— BEGIN Extract —

With about 521,000 homes passed and more than 5,000 miles in the greater Pittsburgh region, this is the largest system in Comcast's Atlantic division. Besides being charged with revitalizing the market, Gamble - who assumed the reins after the merger closed - also must resolve a situation left behind by AT&T. "There are about 56,000 employees in Comcast, and about 2,000 are represented by a union," he says. "We have 1,000 of those employees."
Although voted in two years ago, there is no formal contract in place with the Communications Workers of America, as AT&T was in negotiations with the CWA right up until the merger. "Since then we have had quite a few negotiations with the CWA," says Brian Jeter, the system's director of corporate affairs.
Gamble notes that "after 120 days we have five bargaining units, and we now have decertifications pending in four of those." He adds that the Pittsburgh regional call center has also filed for decertification.

— END Extract —
— BEGIN Data provided —

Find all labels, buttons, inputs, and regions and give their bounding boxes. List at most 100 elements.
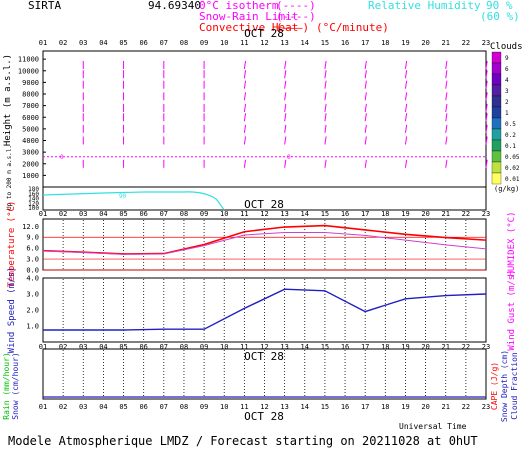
low-hour-tick-22: 22 <box>462 343 470 351</box>
bottom-hour-tick-05: 05 <box>119 403 127 411</box>
wind-arrow <box>404 124 408 133</box>
mid-hour-tick-07: 07 <box>160 210 168 218</box>
upper-y-tick-2000: 2000 <box>22 160 39 168</box>
wind-arrow <box>364 92 367 101</box>
upper-low-tick-140: 140 <box>28 196 39 203</box>
cape-ylabel: CAPE (J/g) <box>490 362 499 410</box>
mid-hour-tick-09: 09 <box>200 210 208 218</box>
cloud-scale-swatch-9 <box>491 51 502 64</box>
low-hour-tick-21: 21 <box>442 343 450 351</box>
humidex-ylabel: HUMIDEX (°C) <box>507 211 517 276</box>
wind-y-tick-1.0: 1.0 <box>26 323 39 331</box>
low-hour-tick-17: 17 <box>361 343 369 351</box>
wind-arrow <box>243 124 247 133</box>
snow-ylabel: Snow (cm/hour) <box>11 352 20 419</box>
bottom-hour-tick-12: 12 <box>260 403 268 411</box>
wind-arrow <box>404 92 408 101</box>
mid-hour-tick-03: 03 <box>79 210 87 218</box>
bottom-hour-tick-04: 04 <box>99 403 107 411</box>
wind-gridlines <box>62 279 467 341</box>
wind-speed-ylabel: Wind Speed (m/s) <box>7 267 17 354</box>
clouds-scale-unit: (g/kg) <box>494 185 519 193</box>
forecast-caption: Modele Atmospherique LMDZ / Forecast sta… <box>8 434 478 448</box>
wind-y-tick-4.0: 4.0 <box>26 275 39 283</box>
low-hour-tick-02: 02 <box>59 343 67 351</box>
low-hour-tick-09: 09 <box>200 343 208 351</box>
low-hour-tick-20: 20 <box>421 343 429 351</box>
cloud-scale-swatch-0.5 <box>491 117 502 130</box>
cloud-scale-swatch-0.02 <box>491 161 502 174</box>
upper-air-ylabel: Height (m a.s.l.) <box>3 54 13 146</box>
station-coords: 94.69340 <box>148 0 201 12</box>
wind-arrow <box>485 124 488 133</box>
top-hour-tick-14: 14 <box>301 39 309 47</box>
temp-y-tick-0.0: 0.0 <box>26 267 39 275</box>
top-hour-tick-10: 10 <box>220 39 228 47</box>
cloud-scale-label-1: 1 <box>505 110 509 117</box>
wind-arrow <box>485 80 488 89</box>
top-hour-tick-07: 07 <box>160 39 168 47</box>
upper-air-y-ticks: 11000 10000 9000 8000 7000 6000 5000 4000 3000 20… <box>18 56 46 180</box>
top-hour-tick-17: 17 <box>361 39 369 47</box>
temp-y-tick-6.0: 6.0 <box>26 245 39 253</box>
top-hour-tick-08: 08 <box>180 39 188 47</box>
bottom-hour-tick-20: 20 <box>421 403 429 411</box>
wind-arrow <box>445 92 448 101</box>
mid-hour-tick-14: 14 <box>301 210 309 218</box>
mid-hour-tick-16: 16 <box>341 210 349 218</box>
bottom-hour-tick-21: 21 <box>442 403 450 411</box>
mid-hour-tick-22: 22 <box>462 210 470 218</box>
wind-arrow <box>324 92 327 101</box>
legend-isotherm-sample: (----) <box>276 0 316 12</box>
temp-y-tick-9.0: 9.0 <box>26 234 39 242</box>
isotherm-tag-left: 0 <box>60 154 64 161</box>
upper-low-tick-180: 180 <box>28 186 39 193</box>
cloud-scale-swatch-0.05 <box>491 150 502 163</box>
wind-arrow <box>445 136 448 145</box>
mid-hour-tick-13: 13 <box>280 210 288 218</box>
wind-arrow <box>364 103 367 113</box>
wind-arrow <box>364 136 367 145</box>
low-hour-tick-07: 07 <box>160 343 168 351</box>
station-name: SIRTA <box>28 0 61 12</box>
temp-y-tick-3.0: 3.0 <box>26 256 39 264</box>
wind-arrow <box>243 70 247 79</box>
cloud-fraction-ylabel: Cloud Fraction <box>510 352 519 420</box>
top-hour-tick-09: 09 <box>200 39 208 47</box>
wind-arrow <box>445 124 448 133</box>
wind-gust-ylabel: Wind Gust (m/s) <box>507 269 517 350</box>
wind-arrow <box>243 136 247 145</box>
top-hour-tick-13: 13 <box>280 39 288 47</box>
upper-y-tick-8000: 8000 <box>22 91 39 99</box>
precip-date-label-bottom: OCT 28 <box>244 410 284 423</box>
wind-arrow <box>445 113 448 122</box>
low-hour-tick-10: 10 <box>220 343 228 351</box>
wind-arrow <box>485 159 488 168</box>
wind-arrow <box>324 124 327 133</box>
wind-arrow <box>243 103 247 113</box>
legend-convective-sample: (———) <box>276 21 309 34</box>
upper-y-tick-6000: 6000 <box>22 114 39 122</box>
wind-y-ticks: 4.0 3.0 2.0 1.0 <box>26 275 39 331</box>
mid-hour-tick-17: 17 <box>361 210 369 218</box>
wind-arrow <box>284 80 287 89</box>
mid-hour-axis: 01 02 03 04 05 06 07 08 09 10 11 12 13 14 15 16 17 18 19 20… <box>39 210 490 218</box>
upper-date-label: OCT 28 <box>244 27 284 40</box>
mid-hour-tick-05: 05 <box>119 210 127 218</box>
top-hour-tick-12: 12 <box>260 39 268 47</box>
top-hour-tick-15: 15 <box>321 39 329 47</box>
top-hour-tick-04: 04 <box>99 39 107 47</box>
wind-arrow <box>324 136 327 145</box>
cloud-scale-label-9: 9 <box>505 55 509 62</box>
wind-arrow <box>445 60 448 70</box>
wind-arrow <box>445 103 448 113</box>
wind-arrow <box>243 92 247 101</box>
wind-arrow <box>284 159 287 168</box>
wind-arrow <box>404 80 408 89</box>
upper-air-frame <box>42 50 487 211</box>
wind-arrow <box>284 113 287 122</box>
low-hour-tick-13: 13 <box>280 343 288 351</box>
precipitation-frame <box>42 348 487 400</box>
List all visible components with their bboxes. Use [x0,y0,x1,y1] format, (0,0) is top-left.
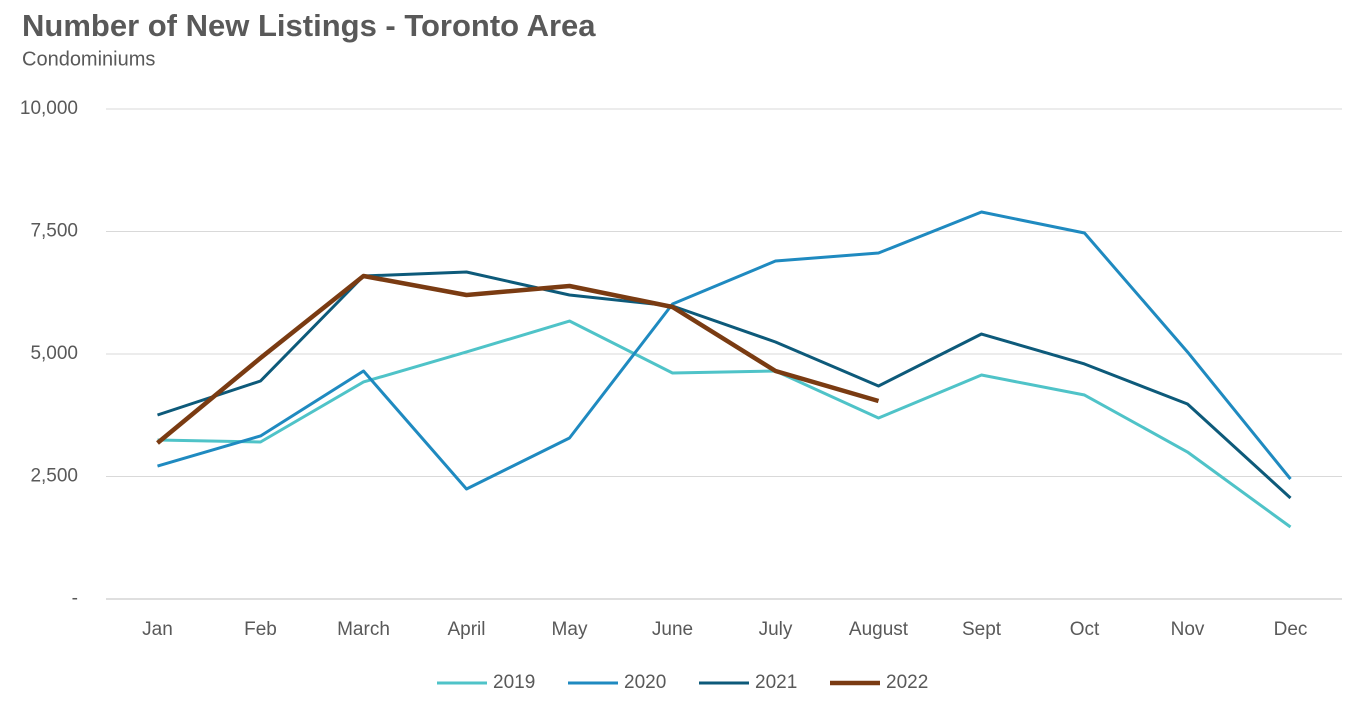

— END Data provided —

▶ [Problem to solve] Pick up the passage on Comcast's Pittsburgh system and its union talks where it stops, and write what comes next.

▶ [Result of the exercise]
The union is lobbying Comcast for a contract through local ads and a letter-writing campaign. "We obviously will continue to negotiate in good faith with the CWA," Jeter says. (A local CWA spokesperson could not be reached; a national spokesman declined to comment.)
In dealing with all employees, union or not, Gamble's team has been busy "talking about what we want to do," he says. "We're now doing a lot of the things we used to do outside of the scope of normal day-to-day activities: events, Christmas parties, outings with employees. They haven't done those things probably in about four years."
Gamble has nothing but praise for what he calls "the highest-tenured cable workforce, bar none, in the entire country among former AT&T Broadband markets. The average tenure is almost 13 or 14 years, so there are a lot of well-seasoned employees here, and a very strong work ethic."
Returning to the city where he learned the ropes has helped allay apprehensions, Gamble believes. "Coming in there was a lot of nervousness about the deal," he says. "I started my career here about 16 years ago in Pittsburgh and I spent my first seven and a half years here. So there was a little bit of ease in knowing that a familiar face was going to be running the system."
With the upgrade to 750 MHz almost complete (the city of Pittsburgh should go digital by fall), "a lot of what we're doing now is employee focused," Gamble explains. "In the first three months we had over 6,000 hours total training, so we're pushing a lot of advanced product training, particularly around high-speed data."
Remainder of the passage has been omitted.